Quote each line of the material verbatim, without the pictures.
_ _ _ _ _ _ _
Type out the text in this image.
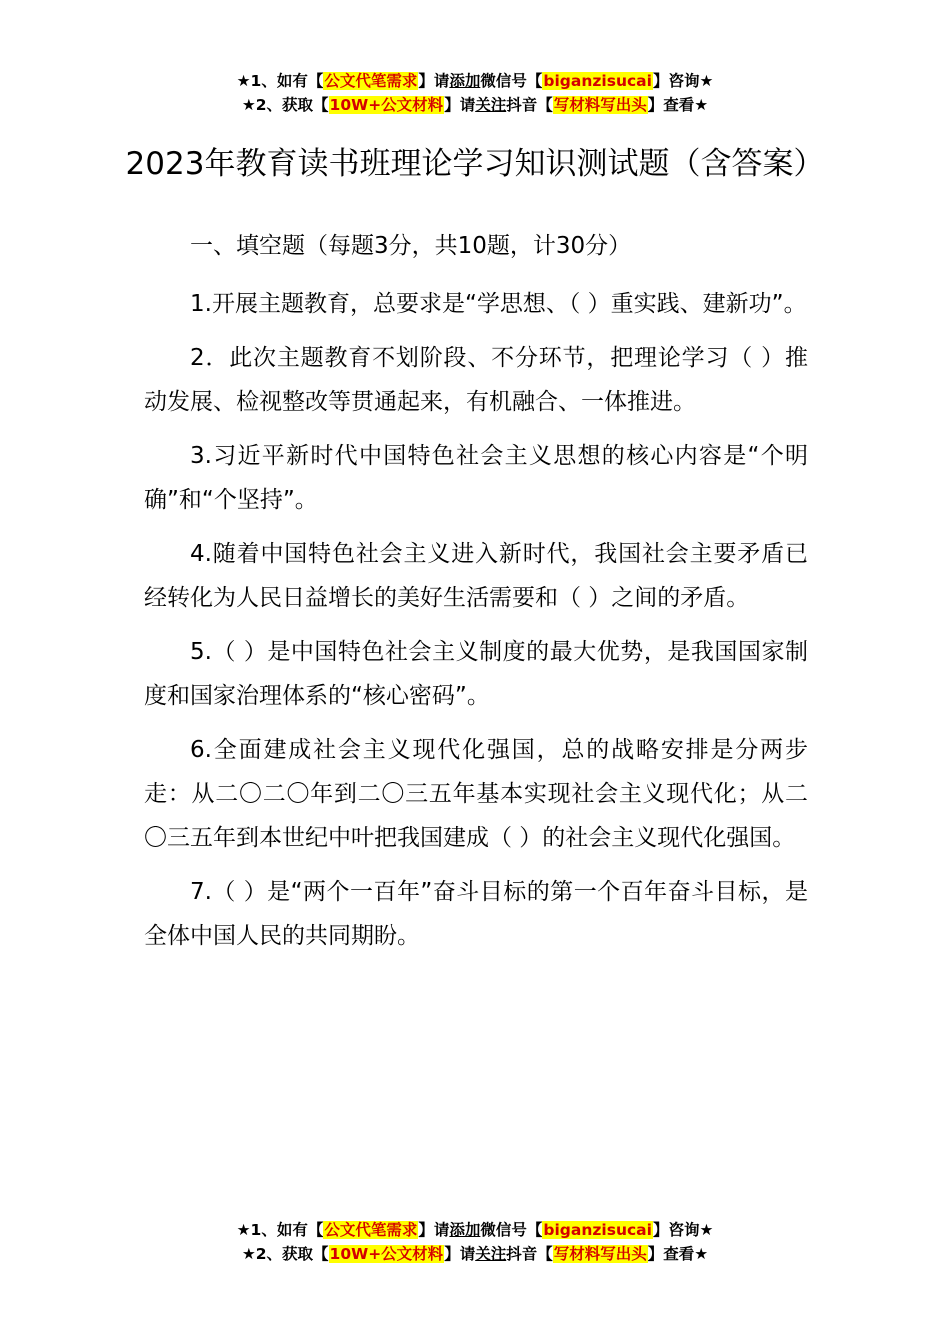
★1、如有【公文代笔需求】请添加微信号【biganzisucai】咨询★
★2、获取【10W+公文材料】请关注抖音【写材料写出头】查看★
2023年教育读书班理论学习知识测试题（含答案）

一、填空题（每题3分，共10题，计30分）

1.开展主题教育，总要求是“学思想、（ ）重实践、建新功”。

2．此次主题教育不划阶段、不分环节，把理论学习（ ）推动发展、检视整改等贯通起来，有机融合、一体推进。

3.习近平新时代中国特色社会主义思想的核心内容是“个明确”和“个坚持”。

4.随着中国特色社会主义进入新时代，我国社会主要矛盾已经转化为人民日益增长的美好生活需要和（ ）之间的矛盾。

5.（ ）是中国特色社会主义制度的最大优势，是我国国家制度和国家治理体系的“核心密码”。

6.全面建成社会主义现代化强国，总的战略安排是分两步走：从二〇二〇年到二〇三五年基本实现社会主义现代化；从二〇三五年到本世纪中叶把我国建成（ ）的社会主义现代化强国。

7.（ ）是“两个一百年”奋斗目标的第一个百年奋斗目标，是全体中国人民的共同期盼。

★1、如有【公文代笔需求】请添加微信号【biganzisucai】咨询★
★2、获取【10W+公文材料】请关注抖音【写材料写出头】查看★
_ _ _ _ _ _ _
# [EXPECTED ANSWER]
Type out the text in this image.
★1、如有【公文代笔需求】请添加微信号【biganzisucai】咨询★
★2、获取【10W+公文材料】请关注抖音【写材料写出头】查看★
2023年教育读书班理论学习知识测试题（含答案）

一、填空题（每题3分，共10题，计30分）

1.开展主题教育，总要求是“学思想、（ ）重实践、建新功”。

2．此次主题教育不划阶段、不分环节，把理论学习（ ）推动发展、检视整改等贯通起来，有机融合、一体推进。

3.习近平新时代中国特色社会主义思想的核心内容是“个明确”和“个坚持”。

4.随着中国特色社会主义进入新时代，我国社会主要矛盾已经转化为人民日益增长的美好生活需要和（ ）之间的矛盾。

5.（ ）是中国特色社会主义制度的最大优势，是我国国家制度和国家治理体系的“核心密码”。

6.全面建成社会主义现代化强国，总的战略安排是分两步走：从二〇二〇年到二〇三五年基本实现社会主义现代化；从二〇三五年到本世纪中叶把我国建成（ ）的社会主义现代化强国。

7.（ ）是“两个一百年”奋斗目标的第一个百年奋斗目标，是全体中国人民的共同期盼。

★1、如有【公文代笔需求】请添加微信号【biganzisucai】咨询★
★2、获取【10W+公文材料】请关注抖音【写材料写出头】查看★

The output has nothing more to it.